La decepción no tiene por qué ser consecuencia de un fraude o de una actividad dolosa premeditada y expansiva a un gran número de adquirentes perjudicados. Pero no cabe duda de que la cantidad de afectados redunda en un mayor impacto social y, en ocasiones, en la adopción por los poderes públicos de medidas que o bien tratan de resarcir, con desigual fortuna, los daños causados, o bien tratan de prevenir su causación en el futuro, imponiendo medidas de aseguramiento, con mejores resultados. Casos ya lejanos en el tiempo, como los de Nueva Esperanza o Sofico, constituyeron en su momento sendos aldabonazos a la capacidad de reacción de los poderes públicos ante los llamativos casos de fraude a muchos adquirentes de viviendas baratas o a pequeños inversores maliciosamente atrapados. Sobre todo en el primero, el problema se presentó con tintes pavorosos: las cantidades que los adquirentes ha´bian entregado a cuenta no se habían invertido de la forma prevista, en la construcción de las viviendas; sencillamente, se habían evaporado.

Instrucciones: Escribe la continuación del texto sobre el fraude a adquirentes de viviendas a partir de su última oración. El listado no tiene relación con el texto.

Extractos de datos:
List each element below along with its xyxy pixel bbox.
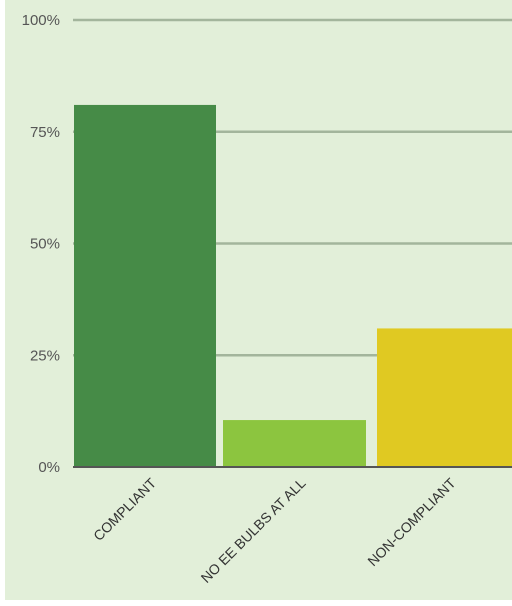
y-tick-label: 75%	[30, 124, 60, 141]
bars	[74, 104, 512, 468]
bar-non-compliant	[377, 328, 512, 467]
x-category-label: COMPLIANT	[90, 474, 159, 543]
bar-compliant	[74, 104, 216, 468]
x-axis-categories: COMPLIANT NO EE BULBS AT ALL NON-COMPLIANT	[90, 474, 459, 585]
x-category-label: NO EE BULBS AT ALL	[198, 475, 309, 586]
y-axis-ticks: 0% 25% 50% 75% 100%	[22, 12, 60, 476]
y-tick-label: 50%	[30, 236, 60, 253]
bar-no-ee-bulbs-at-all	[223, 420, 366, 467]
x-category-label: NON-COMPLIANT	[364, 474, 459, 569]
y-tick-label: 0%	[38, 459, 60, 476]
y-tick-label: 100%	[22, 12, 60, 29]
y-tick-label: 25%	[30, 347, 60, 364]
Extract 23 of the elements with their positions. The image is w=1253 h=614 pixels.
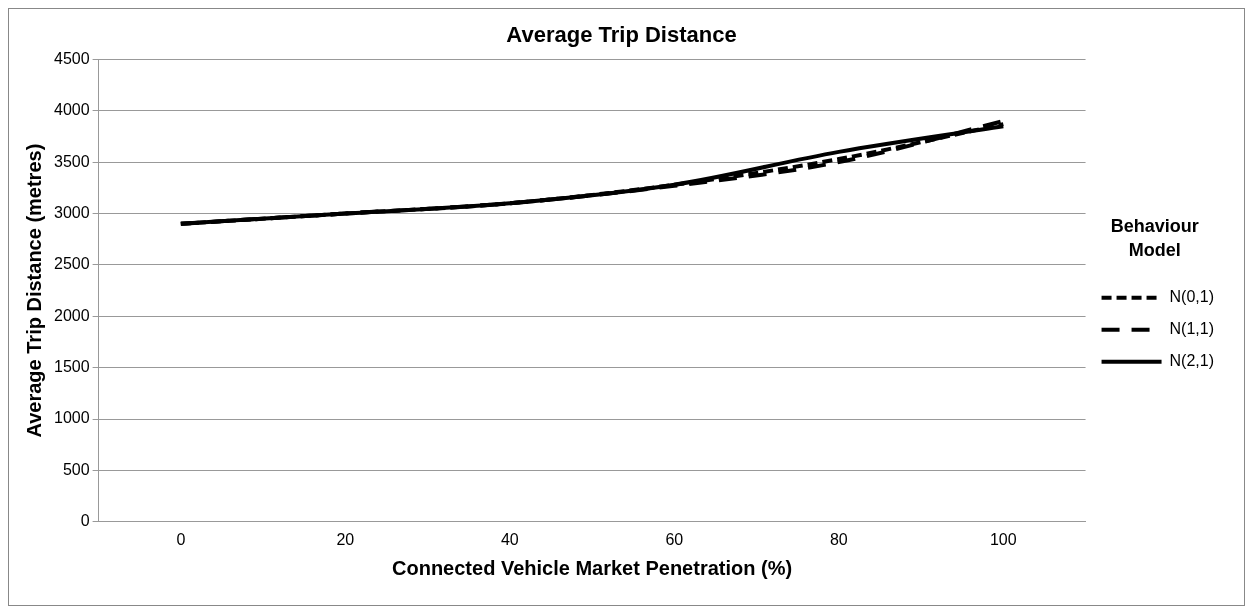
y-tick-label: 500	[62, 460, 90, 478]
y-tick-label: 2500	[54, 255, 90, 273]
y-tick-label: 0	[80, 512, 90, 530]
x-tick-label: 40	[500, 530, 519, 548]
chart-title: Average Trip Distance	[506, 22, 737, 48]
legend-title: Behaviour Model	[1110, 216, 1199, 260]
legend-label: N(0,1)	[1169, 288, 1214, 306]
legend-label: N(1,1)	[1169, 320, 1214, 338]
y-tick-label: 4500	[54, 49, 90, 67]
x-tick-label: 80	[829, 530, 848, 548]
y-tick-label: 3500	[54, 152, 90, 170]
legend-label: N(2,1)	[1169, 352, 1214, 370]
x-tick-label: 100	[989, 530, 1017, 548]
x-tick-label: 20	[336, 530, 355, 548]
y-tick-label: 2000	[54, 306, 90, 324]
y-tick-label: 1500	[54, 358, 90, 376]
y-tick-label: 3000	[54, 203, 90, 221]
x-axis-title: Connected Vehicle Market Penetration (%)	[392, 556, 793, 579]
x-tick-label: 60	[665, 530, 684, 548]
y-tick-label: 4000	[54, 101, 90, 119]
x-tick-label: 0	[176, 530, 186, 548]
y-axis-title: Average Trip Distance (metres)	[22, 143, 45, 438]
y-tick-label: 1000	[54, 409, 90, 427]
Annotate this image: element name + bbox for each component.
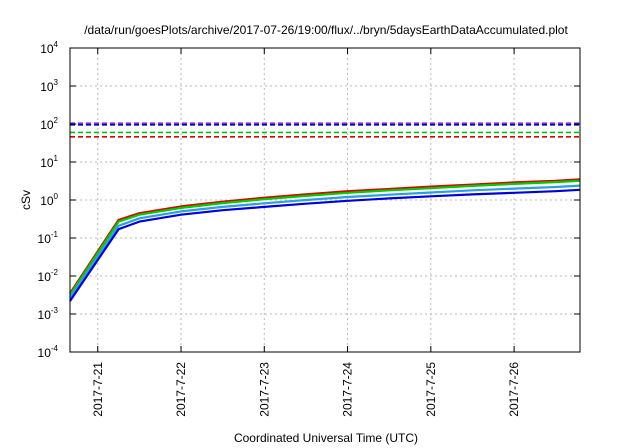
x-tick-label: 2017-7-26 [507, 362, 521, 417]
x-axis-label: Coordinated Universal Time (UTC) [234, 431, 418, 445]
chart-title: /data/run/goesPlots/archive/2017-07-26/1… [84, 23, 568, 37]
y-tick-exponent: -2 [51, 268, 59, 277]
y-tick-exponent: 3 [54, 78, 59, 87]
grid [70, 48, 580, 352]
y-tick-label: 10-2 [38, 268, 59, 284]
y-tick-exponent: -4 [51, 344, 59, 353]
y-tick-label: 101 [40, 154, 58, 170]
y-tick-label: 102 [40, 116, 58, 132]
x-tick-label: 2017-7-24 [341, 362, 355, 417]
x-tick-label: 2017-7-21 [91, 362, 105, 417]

Respuesta:
Sin embargo, como digo, no es preciso llegar a estos extremos. Todavía hoy la discordancia entre lo proyectido, ofrecido y adquirido y lo realmente ejecutado alcanza niveles preocupantes. Los tribunales han realizado, en general, una encomiable labor, pero, como es lógico, no han podido sustraerse a su pie forzado: corrección a posteriori y referida sólo a los litigios planteados, que forman una proporción significativa, pero aun lejana del total de los posibles. Buena parte de los desajustes son objeto de solución amistosa, pero muchas otras decepciones y desencantos se han quedado en el limbo.

Y ello es así porque, además, y hasta hace bien poco, las herramientas jurídicas con las que se contaba eran escasas, fragmentarias e insuficientes; rotundamente escuetas, cabría decir. De hecho, el art. 1591 del CC era la única norma que específicamente abordaba el tema de los incumplimientos en el contrato de obra. Y aun así, los tribunales tuvieron que ampliar su ámbito, introduciendo en él una figura que desconocía, la del promotor ?que actualmente sí goza de reconocimiento legal?, y utilizándolo como cauce para reclamaciones para las que realmente no estaba pensado, juntamente, claro está con las normas generales que suministran cobertura a cualquier caso de incumplimiento, señaladamente los arts. 1157, 1159 y 1167 del CC y, desde luego, el 1101.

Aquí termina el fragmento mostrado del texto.